PROBLEM —
The records below must be written out exactly, with every picture left behind.

TASK MATERIAL —
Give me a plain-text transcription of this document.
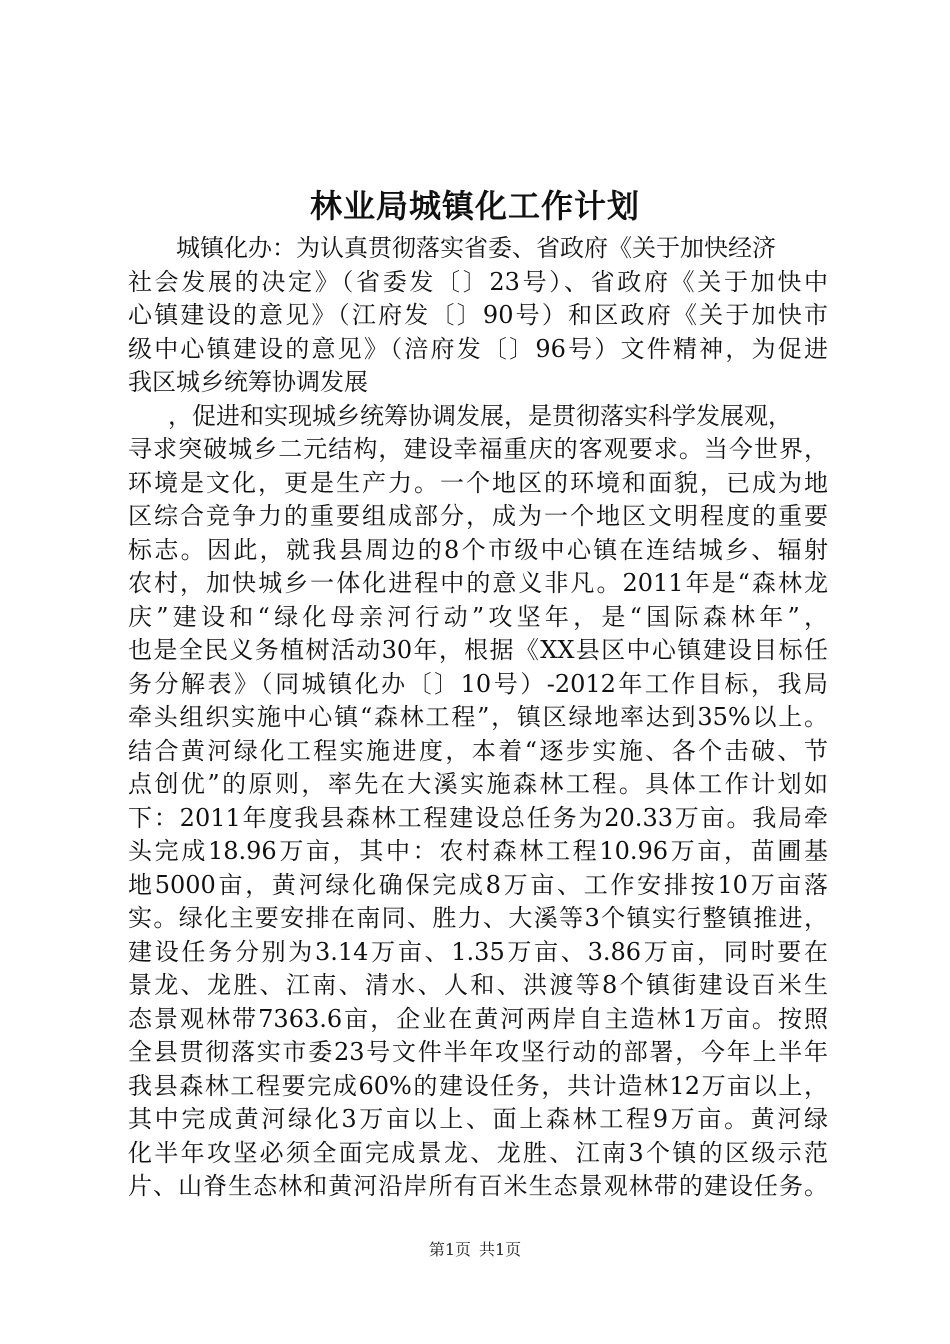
林业局城镇化工作计划
城镇化办：为认真贯彻落实省委、省政府《关于加快经济
社会发展的决定》（省委发〔〕23号）、省政府《关于加快中
心镇建设的意见》（江府发〔〕90号）和区政府《关于加快市
级中心镇建设的意见》（涪府发〔〕96号）文件精神，为促进
我区城乡统筹协调发展
，促进和实现城乡统筹协调发展，是贯彻落实科学发展观，
寻求突破城乡二元结构，建设幸福重庆的客观要求。当今世界，
环境是文化，更是生产力。一个地区的环境和面貌，已成为地
区综合竞争力的重要组成部分，成为一个地区文明程度的重要
标志。因此，就我县周边的8个市级中心镇在连结城乡、辐射
农村，加快城乡一体化进程中的意义非凡。2011年是“森林龙
庆”建设和“绿化母亲河行动”攻坚年，是“国际森林年”，
也是全民义务植树活动30年，根据《XX县区中心镇建设目标任
务分解表》（同城镇化办〔〕10号）-2012年工作目标，我局
牵头组织实施中心镇“森林工程”，镇区绿地率达到35%以上。
结合黄河绿化工程实施进度，本着“逐步实施、各个击破、节
点创优”的原则，率先在大溪实施森林工程。具体工作计划如
下：2011年度我县森林工程建设总任务为20.33万亩。我局牵
头完成18.96万亩，其中：农村森林工程10.96万亩，苗圃基
地5000亩，黄河绿化确保完成8万亩、工作安排按10万亩落
实。绿化主要安排在南同、胜力、大溪等3个镇实行整镇推进，
建设任务分别为3.14万亩、1.35万亩、3.86万亩，同时要在
景龙、龙胜、江南、清水、人和、洪渡等8个镇街建设百米生
态景观林带7363.6亩，企业在黄河两岸自主造林1万亩。按照
全县贯彻落实市委23号文件半年攻坚行动的部署，今年上半年
我县森林工程要完成60%的建设任务，共计造林12万亩以上，
其中完成黄河绿化3万亩以上、面上森林工程9万亩。黄河绿
化半年攻坚必须全面完成景龙、龙胜、江南3个镇的区级示范
片、山脊生态林和黄河沿岸所有百米生态景观林带的建设任务。
第1页 共1页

RESULT OF THIS EXERCISE —
Give me a plain-text transcription of this document.
林业局城镇化工作计划
城镇化办：为认真贯彻落实省委、省政府《关于加快经济
社会发展的决定》（省委发〔〕23号）、省政府《关于加快中
心镇建设的意见》（江府发〔〕90号）和区政府《关于加快市
级中心镇建设的意见》（涪府发〔〕96号）文件精神，为促进
我区城乡统筹协调发展
，促进和实现城乡统筹协调发展，是贯彻落实科学发展观，
寻求突破城乡二元结构，建设幸福重庆的客观要求。当今世界，
环境是文化，更是生产力。一个地区的环境和面貌，已成为地
区综合竞争力的重要组成部分，成为一个地区文明程度的重要
标志。因此，就我县周边的8个市级中心镇在连结城乡、辐射
农村，加快城乡一体化进程中的意义非凡。2011年是“森林龙
庆”建设和“绿化母亲河行动”攻坚年，是“国际森林年”，
也是全民义务植树活动30年，根据《XX县区中心镇建设目标任
务分解表》（同城镇化办〔〕10号）-2012年工作目标，我局
牵头组织实施中心镇“森林工程”，镇区绿地率达到35%以上。
结合黄河绿化工程实施进度，本着“逐步实施、各个击破、节
点创优”的原则，率先在大溪实施森林工程。具体工作计划如
下：2011年度我县森林工程建设总任务为20.33万亩。我局牵
头完成18.96万亩，其中：农村森林工程10.96万亩，苗圃基
地5000亩，黄河绿化确保完成8万亩、工作安排按10万亩落
实。绿化主要安排在南同、胜力、大溪等3个镇实行整镇推进，
建设任务分别为3.14万亩、1.35万亩、3.86万亩，同时要在
景龙、龙胜、江南、清水、人和、洪渡等8个镇街建设百米生
态景观林带7363.6亩，企业在黄河两岸自主造林1万亩。按照
全县贯彻落实市委23号文件半年攻坚行动的部署，今年上半年
我县森林工程要完成60%的建设任务，共计造林12万亩以上，
其中完成黄河绿化3万亩以上、面上森林工程9万亩。黄河绿
化半年攻坚必须全面完成景龙、龙胜、江南3个镇的区级示范
片、山脊生态林和黄河沿岸所有百米生态景观林带的建设任务。
第1页 共1页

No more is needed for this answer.